(Source records)
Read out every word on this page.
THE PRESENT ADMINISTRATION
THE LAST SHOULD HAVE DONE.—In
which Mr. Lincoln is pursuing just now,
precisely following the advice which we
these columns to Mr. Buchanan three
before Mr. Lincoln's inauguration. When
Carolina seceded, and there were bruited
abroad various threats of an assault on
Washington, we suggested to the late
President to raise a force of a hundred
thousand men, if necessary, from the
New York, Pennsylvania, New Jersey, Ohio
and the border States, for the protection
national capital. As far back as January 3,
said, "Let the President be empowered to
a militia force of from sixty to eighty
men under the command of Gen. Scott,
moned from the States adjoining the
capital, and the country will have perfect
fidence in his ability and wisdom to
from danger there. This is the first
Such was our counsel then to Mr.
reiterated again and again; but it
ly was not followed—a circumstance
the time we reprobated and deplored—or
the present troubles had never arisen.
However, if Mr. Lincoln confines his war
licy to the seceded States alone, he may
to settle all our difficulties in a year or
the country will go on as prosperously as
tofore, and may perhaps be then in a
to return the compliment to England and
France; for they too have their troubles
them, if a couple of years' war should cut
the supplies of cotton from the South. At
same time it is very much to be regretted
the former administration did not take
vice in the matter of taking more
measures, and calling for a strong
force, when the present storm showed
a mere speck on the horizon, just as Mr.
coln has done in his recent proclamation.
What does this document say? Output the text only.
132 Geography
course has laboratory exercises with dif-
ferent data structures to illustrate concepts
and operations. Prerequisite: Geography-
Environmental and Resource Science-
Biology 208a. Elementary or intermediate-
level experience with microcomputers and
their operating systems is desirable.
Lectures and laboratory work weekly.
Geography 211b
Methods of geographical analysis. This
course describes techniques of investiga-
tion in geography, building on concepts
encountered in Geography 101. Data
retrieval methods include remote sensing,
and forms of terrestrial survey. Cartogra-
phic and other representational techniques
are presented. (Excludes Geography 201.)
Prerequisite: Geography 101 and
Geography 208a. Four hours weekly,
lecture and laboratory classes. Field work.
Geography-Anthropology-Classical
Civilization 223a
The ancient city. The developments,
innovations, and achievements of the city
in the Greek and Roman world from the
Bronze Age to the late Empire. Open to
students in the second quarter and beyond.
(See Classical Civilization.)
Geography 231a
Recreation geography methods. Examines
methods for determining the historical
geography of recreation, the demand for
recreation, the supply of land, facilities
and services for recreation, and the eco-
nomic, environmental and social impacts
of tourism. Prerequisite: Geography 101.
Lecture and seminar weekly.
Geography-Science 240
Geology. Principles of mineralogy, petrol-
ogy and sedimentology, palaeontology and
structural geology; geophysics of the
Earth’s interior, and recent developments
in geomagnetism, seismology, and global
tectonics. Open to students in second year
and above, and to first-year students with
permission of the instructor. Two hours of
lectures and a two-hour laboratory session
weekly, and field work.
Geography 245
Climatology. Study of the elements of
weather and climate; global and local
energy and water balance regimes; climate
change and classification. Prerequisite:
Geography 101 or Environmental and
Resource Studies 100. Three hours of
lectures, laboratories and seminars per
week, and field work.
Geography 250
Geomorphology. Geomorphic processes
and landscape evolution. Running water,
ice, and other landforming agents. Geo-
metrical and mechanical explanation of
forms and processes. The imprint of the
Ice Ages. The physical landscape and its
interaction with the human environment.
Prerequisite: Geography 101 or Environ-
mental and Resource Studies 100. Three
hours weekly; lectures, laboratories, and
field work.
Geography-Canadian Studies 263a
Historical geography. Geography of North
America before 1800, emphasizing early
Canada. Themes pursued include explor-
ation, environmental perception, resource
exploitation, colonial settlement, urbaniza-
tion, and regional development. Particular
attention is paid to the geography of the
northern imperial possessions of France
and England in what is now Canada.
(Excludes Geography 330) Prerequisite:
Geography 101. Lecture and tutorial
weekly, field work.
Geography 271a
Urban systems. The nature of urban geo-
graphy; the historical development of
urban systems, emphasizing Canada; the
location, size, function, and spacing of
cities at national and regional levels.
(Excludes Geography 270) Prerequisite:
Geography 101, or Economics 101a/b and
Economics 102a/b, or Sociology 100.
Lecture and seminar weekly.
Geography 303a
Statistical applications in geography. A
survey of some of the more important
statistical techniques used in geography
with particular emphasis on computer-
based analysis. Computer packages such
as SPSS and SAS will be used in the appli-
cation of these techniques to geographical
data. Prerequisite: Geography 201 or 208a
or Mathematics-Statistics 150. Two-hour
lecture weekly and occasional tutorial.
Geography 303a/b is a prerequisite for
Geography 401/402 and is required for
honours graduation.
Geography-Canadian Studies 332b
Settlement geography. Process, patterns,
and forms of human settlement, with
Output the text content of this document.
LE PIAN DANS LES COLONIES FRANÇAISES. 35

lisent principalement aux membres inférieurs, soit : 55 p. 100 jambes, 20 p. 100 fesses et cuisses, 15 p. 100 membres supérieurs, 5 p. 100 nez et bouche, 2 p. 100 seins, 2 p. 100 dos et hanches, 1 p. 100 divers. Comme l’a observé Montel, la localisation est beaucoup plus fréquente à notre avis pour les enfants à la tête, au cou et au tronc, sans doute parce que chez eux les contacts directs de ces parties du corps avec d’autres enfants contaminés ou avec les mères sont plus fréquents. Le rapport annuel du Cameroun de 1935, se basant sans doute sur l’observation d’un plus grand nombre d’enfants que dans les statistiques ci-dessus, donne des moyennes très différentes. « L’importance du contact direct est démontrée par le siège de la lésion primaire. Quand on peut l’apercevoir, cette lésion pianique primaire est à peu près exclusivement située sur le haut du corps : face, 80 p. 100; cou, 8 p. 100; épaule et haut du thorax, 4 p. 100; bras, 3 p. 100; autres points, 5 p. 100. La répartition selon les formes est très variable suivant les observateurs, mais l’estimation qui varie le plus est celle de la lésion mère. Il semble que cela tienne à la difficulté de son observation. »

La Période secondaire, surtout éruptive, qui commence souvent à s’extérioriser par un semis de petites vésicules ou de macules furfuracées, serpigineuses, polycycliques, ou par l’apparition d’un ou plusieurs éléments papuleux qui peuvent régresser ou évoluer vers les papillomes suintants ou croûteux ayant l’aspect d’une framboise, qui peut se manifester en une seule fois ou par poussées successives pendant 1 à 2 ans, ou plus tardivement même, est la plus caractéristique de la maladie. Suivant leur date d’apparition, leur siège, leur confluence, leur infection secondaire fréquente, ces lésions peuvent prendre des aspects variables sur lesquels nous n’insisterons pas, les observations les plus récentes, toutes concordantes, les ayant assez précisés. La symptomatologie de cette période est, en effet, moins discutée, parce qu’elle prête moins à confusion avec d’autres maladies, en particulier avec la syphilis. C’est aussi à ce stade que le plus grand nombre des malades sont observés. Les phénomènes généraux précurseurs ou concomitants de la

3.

Task statement:
Repeat each record exactly, leaving nothing out.

Reply:
Read out every word on this page.
THE PRESENT ADMINISTRATION
THE LAST SHOULD HAVE DONE.—In
which Mr. Lincoln is pursuing just now,
precisely following the advice which we
these columns to Mr. Buchanan three
before Mr. Lincoln's inauguration. When
Carolina seceded, and there were bruited
abroad various threats of an assault on
Washington, we suggested to the late
President to raise a force of a hundred
thousand men, if necessary, from the
New York, Pennsylvania, New Jersey, Ohio
and the border States, for the protection
national capital. As far back as January 3,
said, "Let the President be empowered to
a militia force of from sixty to eighty
men under the command of Gen. Scott,
moned from the States adjoining the
capital, and the country will have perfect
fidence in his ability and wisdom to
from danger there. This is the first
Such was our counsel then to Mr.
reiterated again and again; but it
ly was not followed—a circumstance
the time we reprobated and deplored—or
the present troubles had never arisen.
However, if Mr. Lincoln confines his war
licy to the seceded States alone, he may
to settle all our difficulties in a year or
the country will go on as prosperously as
tofore, and may perhaps be then in a
to return the compliment to England and
France; for they too have their troubles
them, if a couple of years' war should cut
the supplies of cotton from the South. At
same time it is very much to be regretted
the former administration did not take
vice in the matter of taking more
measures, and calling for a strong
force, when the present storm showed
a mere speck on the horizon, just as Mr.
coln has done in his recent proclamation.
What does this document say? Output the text only.
132 Geography
course has laboratory exercises with dif-
ferent data structures to illustrate concepts
and operations. Prerequisite: Geography-
Environmental and Resource Science-
Biology 208a. Elementary or intermediate-
level experience with microcomputers and
their operating systems is desirable.
Lectures and laboratory work weekly.
Geography 211b
Methods of geographical analysis. This
course describes techniques of investiga-
tion in geography, building on concepts
encountered in Geography 101. Data
retrieval methods include remote sensing,
and forms of terrestrial survey. Cartogra-
phic and other representational techniques
are presented. (Excludes Geography 201.)
Prerequisite: Geography 101 and
Geography 208a. Four hours weekly,
lecture and laboratory classes. Field work.
Geography-Anthropology-Classical
Civilization 223a
The ancient city. The developments,
innovations, and achievements of the city
in the Greek and Roman world from the
Bronze Age to the late Empire. Open to
students in the second quarter and beyond.
(See Classical Civilization.)
Geography 231a
Recreation geography methods. Examines
methods for determining the historical
geography of recreation, the demand for
recreation, the supply of land, facilities
and services for recreation, and the eco-
nomic, environmental and social impacts
of tourism. Prerequisite: Geography 101.
Lecture and seminar weekly.
Geography-Science 240
Geology. Principles of mineralogy, petrol-
ogy and sedimentology, palaeontology and
structural geology; geophysics of the
Earth’s interior, and recent developments
in geomagnetism, seismology, and global
tectonics. Open to students in second year
and above, and to first-year students with
permission of the instructor. Two hours of
lectures and a two-hour laboratory session
weekly, and field work.
Geography 245
Climatology. Study of the elements of
weather and climate; global and local
energy and water balance regimes; climate
change and classification. Prerequisite:
Geography 101 or Environmental and
Resource Studies 100. Three hours of
lectures, laboratories and seminars per
week, and field work.
Geography 250
Geomorphology. Geomorphic processes
and landscape evolution. Running water,
ice, and other landforming agents. Geo-
metrical and mechanical explanation of
forms and processes. The imprint of the
Ice Ages. The physical landscape and its
interaction with the human environment.
Prerequisite: Geography 101 or Environ-
mental and Resource Studies 100. Three
hours weekly; lectures, laboratories, and
field work.
Geography-Canadian Studies 263a
Historical geography. Geography of North
America before 1800, emphasizing early
Canada. Themes pursued include explor-
ation, environmental perception, resource
exploitation, colonial settlement, urbaniza-
tion, and regional development. Particular
attention is paid to the geography of the
northern imperial possessions of France
and England in what is now Canada.
(Excludes Geography 330) Prerequisite:
Geography 101. Lecture and tutorial
weekly, field work.
Geography 271a
Urban systems. The nature of urban geo-
graphy; the historical development of
urban systems, emphasizing Canada; the
location, size, function, and spacing of
cities at national and regional levels.
(Excludes Geography 270) Prerequisite:
Geography 101, or Economics 101a/b and
Economics 102a/b, or Sociology 100.
Lecture and seminar weekly.
Geography 303a
Statistical applications in geography. A
survey of some of the more important
statistical techniques used in geography
with particular emphasis on computer-
based analysis. Computer packages such
as SPSS and SAS will be used in the appli-
cation of these techniques to geographical
data. Prerequisite: Geography 201 or 208a
or Mathematics-Statistics 150. Two-hour
lecture weekly and occasional tutorial.
Geography 303a/b is a prerequisite for
Geography 401/402 and is required for
honours graduation.
Geography-Canadian Studies 332b
Settlement geography. Process, patterns,
and forms of human settlement, with
Output the text content of this document.
LE PIAN DANS LES COLONIES FRANÇAISES. 35

lisent principalement aux membres inférieurs, soit : 55 p. 100 jambes, 20 p. 100 fesses et cuisses, 15 p. 100 membres supérieurs, 5 p. 100 nez et bouche, 2 p. 100 seins, 2 p. 100 dos et hanches, 1 p. 100 divers. Comme l’a observé Montel, la localisation est beaucoup plus fréquente à notre avis pour les enfants à la tête, au cou et au tronc, sans doute parce que chez eux les contacts directs de ces parties du corps avec d’autres enfants contaminés ou avec les mères sont plus fréquents. Le rapport annuel du Cameroun de 1935, se basant sans doute sur l’observation d’un plus grand nombre d’enfants que dans les statistiques ci-dessus, donne des moyennes très différentes. « L’importance du contact direct est démontrée par le siège de la lésion primaire. Quand on peut l’apercevoir, cette lésion pianique primaire est à peu près exclusivement située sur le haut du corps : face, 80 p. 100; cou, 8 p. 100; épaule et haut du thorax, 4 p. 100; bras, 3 p. 100; autres points, 5 p. 100. La répartition selon les formes est très variable suivant les observateurs, mais l’estimation qui varie le plus est celle de la lésion mère. Il semble que cela tienne à la difficulté de son observation. »

La Période secondaire, surtout éruptive, qui commence souvent à s’extérioriser par un semis de petites vésicules ou de macules furfuracées, serpigineuses, polycycliques, ou par l’apparition d’un ou plusieurs éléments papuleux qui peuvent régresser ou évoluer vers les papillomes suintants ou croûteux ayant l’aspect d’une framboise, qui peut se manifester en une seule fois ou par poussées successives pendant 1 à 2 ans, ou plus tardivement même, est la plus caractéristique de la maladie. Suivant leur date d’apparition, leur siège, leur confluence, leur infection secondaire fréquente, ces lésions peuvent prendre des aspects variables sur lesquels nous n’insisterons pas, les observations les plus récentes, toutes concordantes, les ayant assez précisés. La symptomatologie de cette période est, en effet, moins discutée, parce qu’elle prête moins à confusion avec d’autres maladies, en particulier avec la syphilis. C’est aussi à ce stade que le plus grand nombre des malades sont observés. Les phénomènes généraux précurseurs ou concomitants de la

3.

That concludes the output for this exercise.